● GIVEN TASK: Quote the whole listing word for word, please.

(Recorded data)
++++++++++++++++++++

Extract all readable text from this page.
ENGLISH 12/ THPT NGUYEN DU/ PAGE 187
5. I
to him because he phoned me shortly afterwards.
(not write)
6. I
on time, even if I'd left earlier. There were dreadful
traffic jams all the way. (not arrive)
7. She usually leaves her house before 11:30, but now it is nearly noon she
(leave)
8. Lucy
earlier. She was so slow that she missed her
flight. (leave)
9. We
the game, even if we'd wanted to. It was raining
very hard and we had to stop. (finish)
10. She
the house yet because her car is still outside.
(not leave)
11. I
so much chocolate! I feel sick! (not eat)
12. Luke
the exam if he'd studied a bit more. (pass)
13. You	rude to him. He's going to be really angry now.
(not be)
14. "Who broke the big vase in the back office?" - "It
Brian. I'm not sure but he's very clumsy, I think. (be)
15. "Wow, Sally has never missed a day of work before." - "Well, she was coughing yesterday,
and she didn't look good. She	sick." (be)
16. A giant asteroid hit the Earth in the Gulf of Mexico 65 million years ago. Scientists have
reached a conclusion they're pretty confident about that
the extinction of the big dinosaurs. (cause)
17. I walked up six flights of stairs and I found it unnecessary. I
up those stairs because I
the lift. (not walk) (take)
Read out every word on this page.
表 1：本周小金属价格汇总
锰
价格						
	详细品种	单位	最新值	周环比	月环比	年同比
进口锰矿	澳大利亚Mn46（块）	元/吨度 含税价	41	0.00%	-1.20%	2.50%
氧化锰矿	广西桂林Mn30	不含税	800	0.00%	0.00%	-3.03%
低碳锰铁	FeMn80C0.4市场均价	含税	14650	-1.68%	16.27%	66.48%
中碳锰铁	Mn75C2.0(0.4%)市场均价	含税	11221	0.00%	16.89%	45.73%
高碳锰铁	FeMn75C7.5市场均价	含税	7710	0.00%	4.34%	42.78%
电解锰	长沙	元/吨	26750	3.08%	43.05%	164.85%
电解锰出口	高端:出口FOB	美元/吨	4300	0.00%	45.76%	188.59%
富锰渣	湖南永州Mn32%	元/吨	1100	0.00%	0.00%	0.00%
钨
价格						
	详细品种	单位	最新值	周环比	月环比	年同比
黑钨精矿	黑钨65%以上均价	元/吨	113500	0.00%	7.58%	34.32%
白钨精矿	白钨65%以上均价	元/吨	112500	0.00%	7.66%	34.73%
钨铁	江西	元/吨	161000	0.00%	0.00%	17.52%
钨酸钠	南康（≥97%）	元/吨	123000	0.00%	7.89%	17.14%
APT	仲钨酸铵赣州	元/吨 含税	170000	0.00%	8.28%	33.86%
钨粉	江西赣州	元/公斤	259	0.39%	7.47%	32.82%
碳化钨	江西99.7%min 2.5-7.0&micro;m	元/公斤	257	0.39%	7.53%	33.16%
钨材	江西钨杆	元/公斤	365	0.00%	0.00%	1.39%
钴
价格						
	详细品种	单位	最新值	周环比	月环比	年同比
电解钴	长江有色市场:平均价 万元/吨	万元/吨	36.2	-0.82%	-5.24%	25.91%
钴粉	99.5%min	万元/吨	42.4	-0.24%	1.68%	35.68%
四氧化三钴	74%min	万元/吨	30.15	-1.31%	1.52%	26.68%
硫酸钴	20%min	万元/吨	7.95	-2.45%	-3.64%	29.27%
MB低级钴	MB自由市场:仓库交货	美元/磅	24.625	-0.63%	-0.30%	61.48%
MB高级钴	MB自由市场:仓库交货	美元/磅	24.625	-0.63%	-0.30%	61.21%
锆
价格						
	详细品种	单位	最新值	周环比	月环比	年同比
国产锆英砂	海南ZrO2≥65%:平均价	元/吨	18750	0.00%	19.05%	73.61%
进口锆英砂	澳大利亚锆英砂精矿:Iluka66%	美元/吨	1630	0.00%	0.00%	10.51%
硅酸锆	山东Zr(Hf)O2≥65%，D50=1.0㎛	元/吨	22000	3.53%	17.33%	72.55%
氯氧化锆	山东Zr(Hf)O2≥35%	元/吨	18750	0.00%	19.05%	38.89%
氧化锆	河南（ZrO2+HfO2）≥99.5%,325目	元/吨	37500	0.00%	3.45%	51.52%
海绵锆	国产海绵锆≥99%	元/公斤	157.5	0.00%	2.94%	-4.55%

++++++++++++++++++++

● SOLUTION TO THIS EXERCISE:
Extract all readable text from this page.
ENGLISH 12/ THPT NGUYEN DU/ PAGE 187
5. I
to him because he phoned me shortly afterwards.
(not write)
6. I
on time, even if I'd left earlier. There were dreadful
traffic jams all the way. (not arrive)
7. She usually leaves her house before 11:30, but now it is nearly noon she
(leave)
8. Lucy
earlier. She was so slow that she missed her
flight. (leave)
9. We
the game, even if we'd wanted to. It was raining
very hard and we had to stop. (finish)
10. She
the house yet because her car is still outside.
(not leave)
11. I
so much chocolate! I feel sick! (not eat)
12. Luke
the exam if he'd studied a bit more. (pass)
13. You	rude to him. He's going to be really angry now.
(not be)
14. "Who broke the big vase in the back office?" - "It
Brian. I'm not sure but he's very clumsy, I think. (be)
15. "Wow, Sally has never missed a day of work before." - "Well, she was coughing yesterday,
and she didn't look good. She	sick." (be)
16. A giant asteroid hit the Earth in the Gulf of Mexico 65 million years ago. Scientists have
reached a conclusion they're pretty confident about that
the extinction of the big dinosaurs. (cause)
17. I walked up six flights of stairs and I found it unnecessary. I
up those stairs because I
the lift. (not walk) (take)
Read out every word on this page.
表 1：本周小金属价格汇总
锰
价格						
	详细品种	单位	最新值	周环比	月环比	年同比
进口锰矿	澳大利亚Mn46（块）	元/吨度 含税价	41	0.00%	-1.20%	2.50%
氧化锰矿	广西桂林Mn30	不含税	800	0.00%	0.00%	-3.03%
低碳锰铁	FeMn80C0.4市场均价	含税	14650	-1.68%	16.27%	66.48%
中碳锰铁	Mn75C2.0(0.4%)市场均价	含税	11221	0.00%	16.89%	45.73%
高碳锰铁	FeMn75C7.5市场均价	含税	7710	0.00%	4.34%	42.78%
电解锰	长沙	元/吨	26750	3.08%	43.05%	164.85%
电解锰出口	高端:出口FOB	美元/吨	4300	0.00%	45.76%	188.59%
富锰渣	湖南永州Mn32%	元/吨	1100	0.00%	0.00%	0.00%
钨
价格						
	详细品种	单位	最新值	周环比	月环比	年同比
黑钨精矿	黑钨65%以上均价	元/吨	113500	0.00%	7.58%	34.32%
白钨精矿	白钨65%以上均价	元/吨	112500	0.00%	7.66%	34.73%
钨铁	江西	元/吨	161000	0.00%	0.00%	17.52%
钨酸钠	南康（≥97%）	元/吨	123000	0.00%	7.89%	17.14%
APT	仲钨酸铵赣州	元/吨 含税	170000	0.00%	8.28%	33.86%
钨粉	江西赣州	元/公斤	259	0.39%	7.47%	32.82%
碳化钨	江西99.7%min 2.5-7.0&micro;m	元/公斤	257	0.39%	7.53%	33.16%
钨材	江西钨杆	元/公斤	365	0.00%	0.00%	1.39%
钴
价格						
	详细品种	单位	最新值	周环比	月环比	年同比
电解钴	长江有色市场:平均价 万元/吨	万元/吨	36.2	-0.82%	-5.24%	25.91%
钴粉	99.5%min	万元/吨	42.4	-0.24%	1.68%	35.68%
四氧化三钴	74%min	万元/吨	30.15	-1.31%	1.52%	26.68%
硫酸钴	20%min	万元/吨	7.95	-2.45%	-3.64%	29.27%
MB低级钴	MB自由市场:仓库交货	美元/磅	24.625	-0.63%	-0.30%	61.48%
MB高级钴	MB自由市场:仓库交货	美元/磅	24.625	-0.63%	-0.30%	61.21%
锆
价格						
	详细品种	单位	最新值	周环比	月环比	年同比
国产锆英砂	海南ZrO2≥65%:平均价	元/吨	18750	0.00%	19.05%	73.61%
进口锆英砂	澳大利亚锆英砂精矿:Iluka66%	美元/吨	1630	0.00%	0.00%	10.51%
硅酸锆	山东Zr(Hf)O2≥65%，D50=1.0㎛	元/吨	22000	3.53%	17.33%	72.55%
氯氧化锆	山东Zr(Hf)O2≥35%	元/吨	18750	0.00%	19.05%	38.89%
氧化锆	河南（ZrO2+HfO2）≥99.5%,325目	元/吨	37500	0.00%	3.45%	51.52%
海绵锆	国产海绵锆≥99%	元/公斤	157.5	0.00%	2.94%	-4.55%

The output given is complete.